WHAT THE EXERCISE ASKS
In the records below, find each line containing the word "this" and copy it.

MATERIAL SUPPLIED
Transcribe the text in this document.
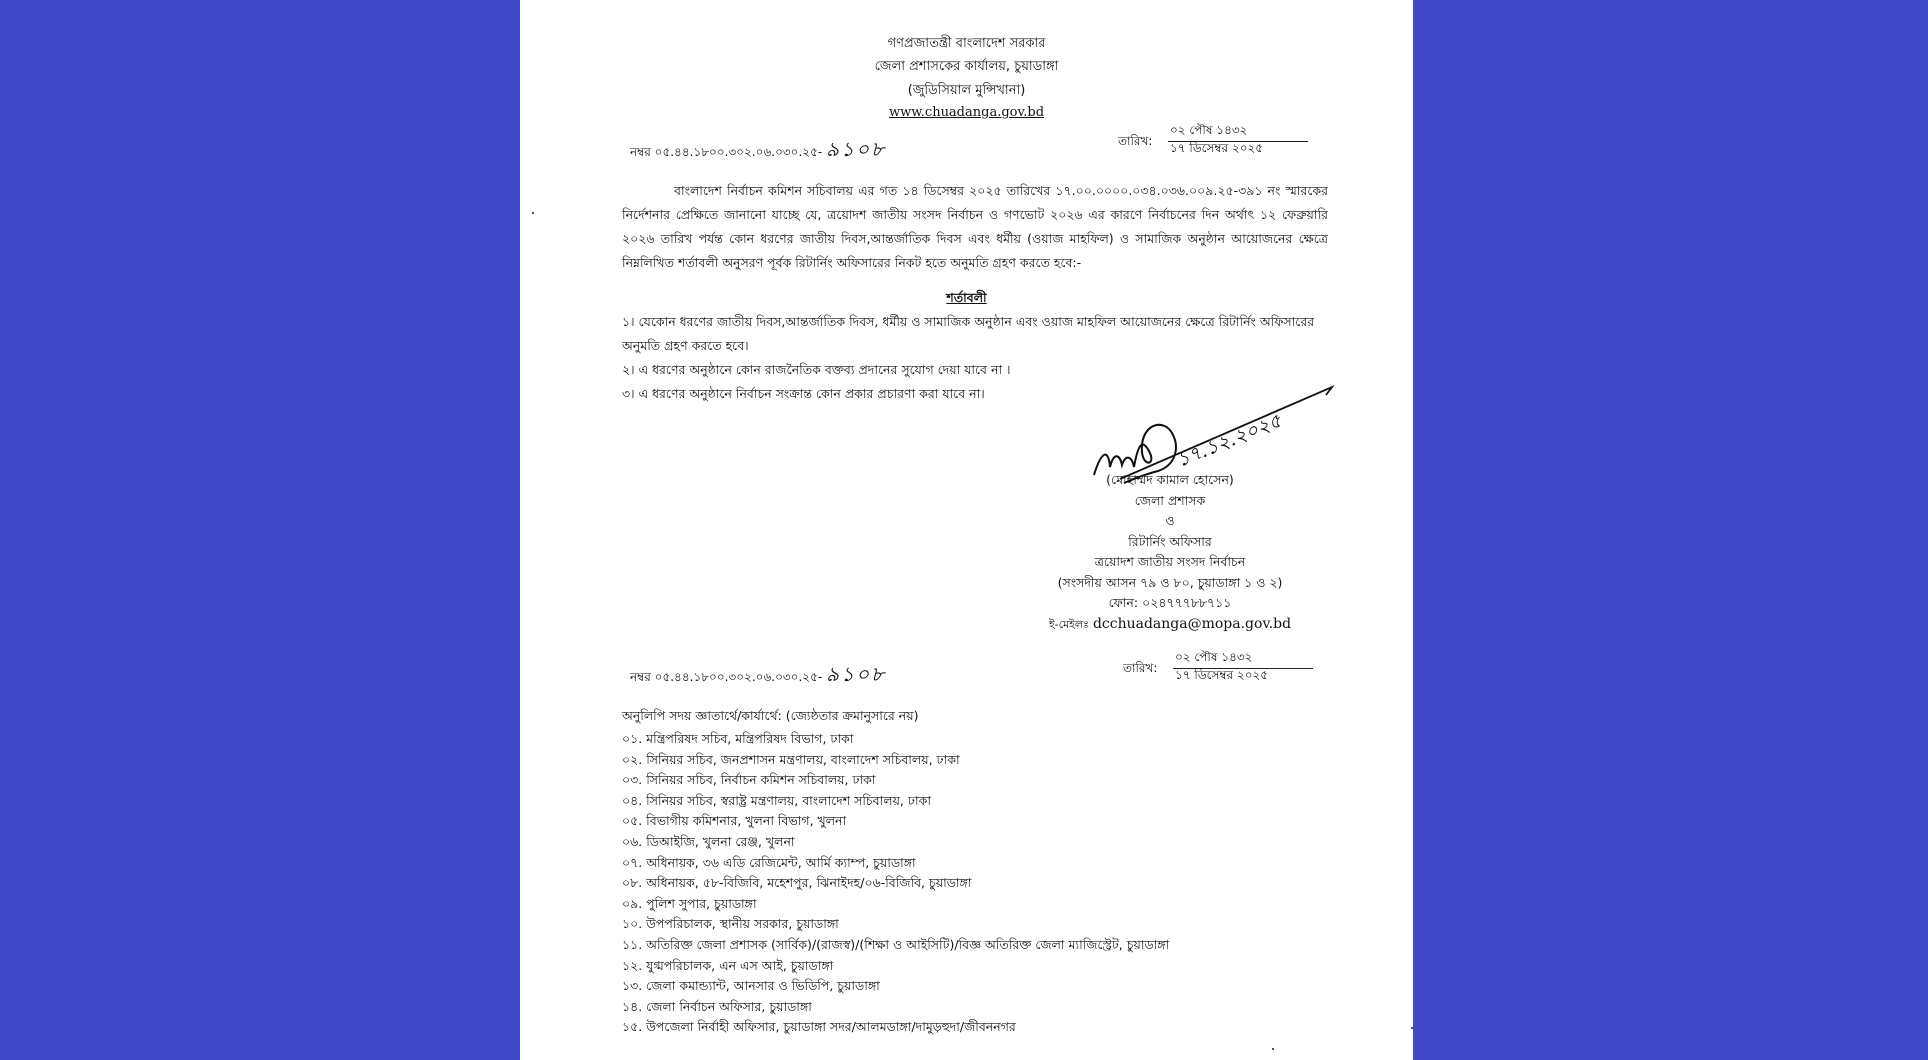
গণপ্রজাতন্ত্রী বাংলাদেশ সরকার
জেলা প্রশাসকের কার্যালয়, চুয়াডাঙ্গা
(জুডিসিয়াল মুন্সিখানা)
www.chuadanga.gov.bd
নম্বর ০৫.৪৪.১৮০০.৩০২.০৬.০৩০.২৫- ৯১০৮	তারিখ:
০২ পৌষ ১৪৩২
১৭ ডিসেম্বর ২০২৫
বাংলাদেশ নির্বাচন কমিশন সচিবালয় এর গত ১৪ ডিসেম্বর ২০২৫ তারিখের ১৭.০০.০০০০.০৩৪.০৩৬.০০৯.২৫-৩৯১ নং স্মারকের নির্দেশনার প্রেক্ষিতে জানানো যাচ্ছে যে, ত্রয়োদশ জাতীয় সংসদ নির্বাচন ও গণভোট ২০২৬ এর কারণে নির্বাচনের দিন অর্থাৎ ১২ ফেব্রুয়ারি ২০২৬ তারিখ পর্যন্ত কোন ধরণের জাতীয় দিবস,আন্তর্জাতিক দিবস এবং ধর্মীয় (ওয়াজ মাহফিল) ও সামাজিক অনুষ্ঠান আয়োজনের ক্ষেত্রে নিম্নলিখিত শর্তাবলী অনুসরণ পূর্বক রিটার্নিং অফিসারের নিকট হতে অনুমতি গ্রহণ করতে হবে:-
শর্তাবলী
১। যেকোন ধরণের জাতীয় দিবস,আন্তর্জাতিক দিবস, ধর্মীয় ও সামাজিক অনুষ্ঠান এবং ওয়াজ মাহফিল আয়োজনের ক্ষেত্রে রিটার্নিং অফিসারের অনুমতি গ্রহণ করতে হবে।
২। এ ধরণের অনুষ্ঠানে কোন রাজনৈতিক বক্তব্য প্রদানের সুযোগ দেয়া যাবে না ।
৩। এ ধরণের অনুষ্ঠানে নির্বাচন সংক্রান্ত কোন প্রকার প্রচারণা করা যাবে না।
১৭.১২.২০২৫
(মোহাম্মদ কামাল হোসেন)
জেলা প্রশাসক
ও
রিটার্নিং অফিসার
ত্রয়োদশ জাতীয় সংসদ নির্বাচন
(সংসদীয় আসন ৭৯ ও ৮০, চুয়াডাঙ্গা ১ ও ২)
ফোন: ০২৪৭৭৭৮৮৭১১
ই-মেইলঃ dcchuadanga@mopa.gov.bd
নম্বর ০৫.৪৪.১৮০০.৩০২.০৬.০৩০.২৫- ৯১০৮	তারিখ:
০২ পৌষ ১৪৩২
১৭ ডিসেম্বর ২০২৫
অনুলিপি সদয় জ্ঞাতার্থে/কার্যার্থে: (জ্যেষ্ঠতার ক্রমানুসারে নয়)
০১. মন্ত্রিপরিষদ সচিব, মন্ত্রিপরিষদ বিভাগ, ঢাকা
০২. সিনিয়র সচিব, জনপ্রশাসন মন্ত্রণালয়, বাংলাদেশ সচিবালয়, ঢাকা
০৩. সিনিয়র সচিব, নির্বাচন কমিশন সচিবালয়, ঢাকা
০৪. সিনিয়র সচিব, স্বরাষ্ট্র মন্ত্রণালয়, বাংলাদেশ সচিবালয়, ঢাকা
০৫. বিভাগীয় কমিশনার, খুলনা বিভাগ, খুলনা
০৬. ডিআইজি, খুলনা রেঞ্জ, খুলনা
০৭. অধিনায়ক, ৩৬ এডি রেজিমেন্ট, আর্মি ক্যাম্প, চুয়াডাঙ্গা
০৮. অধিনায়ক, ৫৮-বিজিবি, মহেশপুর, ঝিনাইদহ/০৬-বিজিবি, চুয়াডাঙ্গা
০৯. পুলিশ সুপার, চুয়াডাঙ্গা
১০. উপপরিচালক, স্থানীয় সরকার, চুয়াডাঙ্গা
১১. অতিরিক্ত জেলা প্রশাসক (সার্বিক)/(রাজস্ব)/(শিক্ষা ও আইসিটি)/বিজ্ঞ অতিরিক্ত জেলা ম্যাজিস্ট্রেট, চুয়াডাঙ্গা
১২. যুগ্মপরিচালক, এন এস আই, চুয়াডাঙ্গা
১৩. জেলা কমান্ড্যান্ট, আনসার ও ভিডিপি, চুয়াডাঙ্গা
১৪. জেলা নির্বাচন অফিসার, চুয়াডাঙ্গা
১৫. উপজেলা নির্বাহী অফিসার, চুয়াডাঙ্গা সদর/আলমডাঙ্গা/দামুড়হুদা/জীবননগর
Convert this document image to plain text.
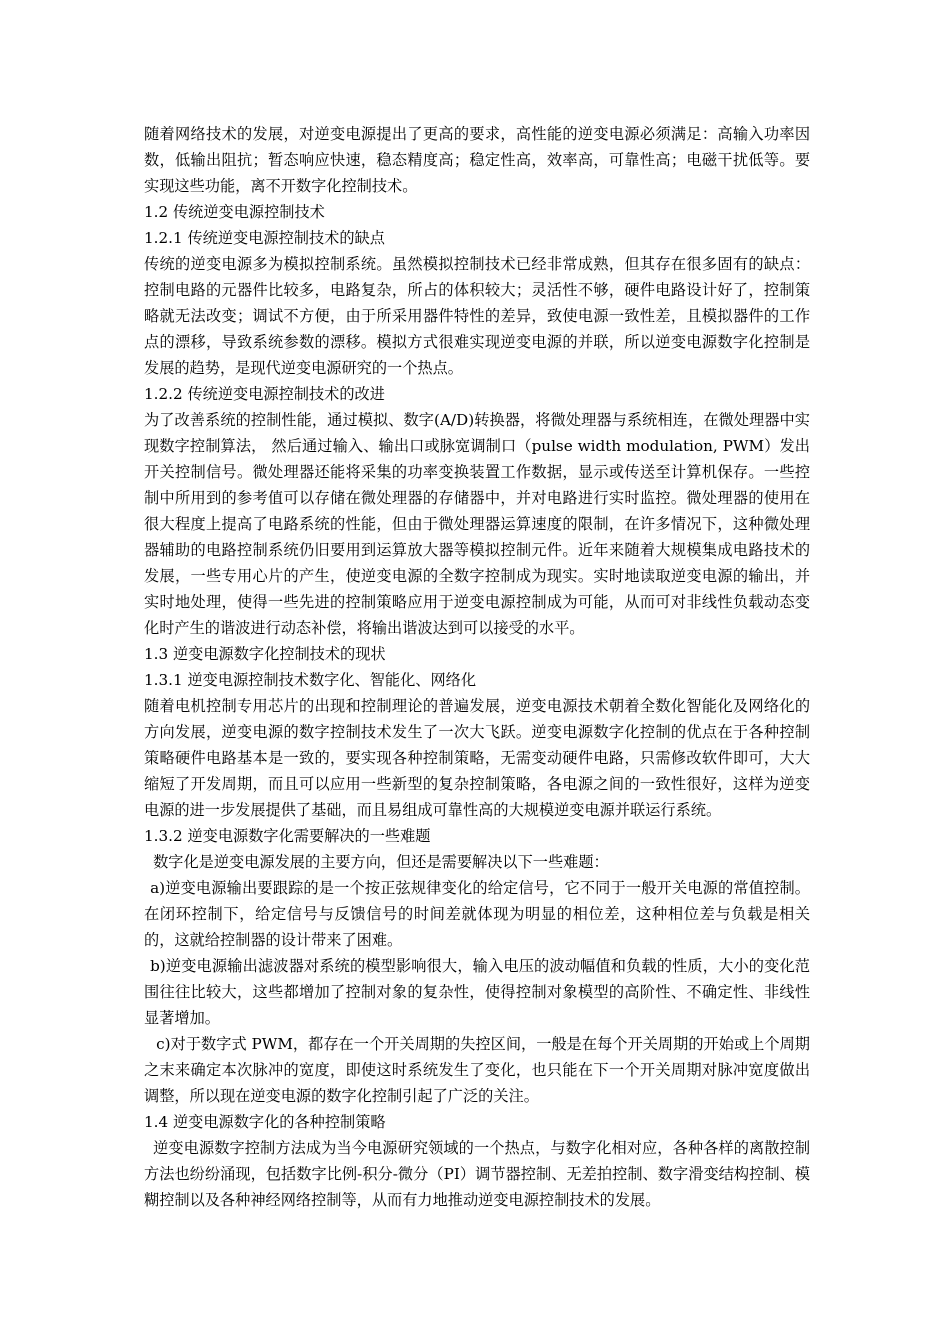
随着网络技术的发展，对逆变电源提出了更高的要求，高性能的逆变电源必须满足：高输入功率因数，低输出阻抗；暂态响应快速，稳态精度高；稳定性高，效率高，可靠性高；电磁干扰低等。要实现这些功能，离不开数字化控制技术。

1.2 传统逆变电源控制技术

1.2.1 传统逆变电源控制技术的缺点

传统的逆变电源多为模拟控制系统。虽然模拟控制技术已经非常成熟，但其存在很多固有的缺点：控制电路的元器件比较多，电路复杂，所占的体积较大；灵活性不够，硬件电路设计好了，控制策略就无法改变；调试不方便，由于所采用器件特性的差异，致使电源一致性差，且模拟器件的工作点的漂移，导致系统参数的漂移。模拟方式很难实现逆变电源的并联，所以逆变电源数字化控制是发展的趋势，是现代逆变电源研究的一个热点。

1.2.2 传统逆变电源控制技术的改进

为了改善系统的控制性能，通过模拟、数字(A/D)转换器，将微处理器与系统相连，在微处理器中实现数字控制算法， 然后通过输入、输出口或脉宽调制口（pulse width modulation, PWM）发出开关控制信号。微处理器还能将采集的功率变换装置工作数据，显示或传送至计算机保存。一些控制中所用到的参考值可以存储在微处理器的存储器中，并对电路进行实时监控。微处理器的使用在很大程度上提高了电路系统的性能，但由于微处理器运算速度的限制，在许多情况下，这种微处理器辅助的电路控制系统仍旧要用到运算放大器等模拟控制元件。近年来随着大规模集成电路技术的发展，一些专用心片的产生，使逆变电源的全数字控制成为现实。实时地读取逆变电源的输出，并实时地处理，使得一些先进的控制策略应用于逆变电源控制成为可能，从而可对非线性负载动态变化时产生的谐波进行动态补偿，将输出谐波达到可以接受的水平。

1.3 逆变电源数字化控制技术的现状

1.3.1 逆变电源控制技术数字化、智能化、网络化

随着电机控制专用芯片的出现和控制理论的普遍发展，逆变电源技术朝着全数化智能化及网络化的方向发展，逆变电源的数字控制技术发生了一次大飞跃。逆变电源数字化控制的优点在于各种控制策略硬件电路基本是一致的，要实现各种控制策略，无需变动硬件电路，只需修改软件即可，大大缩短了开发周期，而且可以应用一些新型的复杂控制策略，各电源之间的一致性很好，这样为逆变电源的进一步发展提供了基础，而且易组成可靠性高的大规模逆变电源并联运行系统。

1.3.2 逆变电源数字化需要解决的一些难题

数字化是逆变电源发展的主要方向，但还是需要解决以下一些难题：

a)逆变电源输出要跟踪的是一个按正弦规律变化的给定信号，它不同于一般开关电源的常值控制。在闭环控制下，给定信号与反馈信号的时间差就体现为明显的相位差，这种相位差与负载是相关的，这就给控制器的设计带来了困难。

b)逆变电源输出滤波器对系统的模型影响很大，输入电压的波动幅值和负载的性质，大小的变化范围往往比较大，这些都增加了控制对象的复杂性，使得控制对象模型的高阶性、不确定性、非线性显著增加。

c)对于数字式 PWM，都存在一个开关周期的失控区间，一般是在每个开关周期的开始或上个周期之末来确定本次脉冲的宽度，即使这时系统发生了变化，也只能在下一个开关周期对脉冲宽度做出调整，所以现在逆变电源的数字化控制引起了广泛的关注。

1.4 逆变电源数字化的各种控制策略

逆变电源数字控制方法成为当今电源研究领域的一个热点，与数字化相对应，各种各样的离散控制方法也纷纷涌现，包括数字比例-积分-微分（PI）调节器控制、无差拍控制、数字滑变结构控制、模糊控制以及各种神经网络控制等，从而有力地推动逆变电源控制技术的发展。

FINAL RESULT
Transcribe the text in this document.
Convert this document image to plain text.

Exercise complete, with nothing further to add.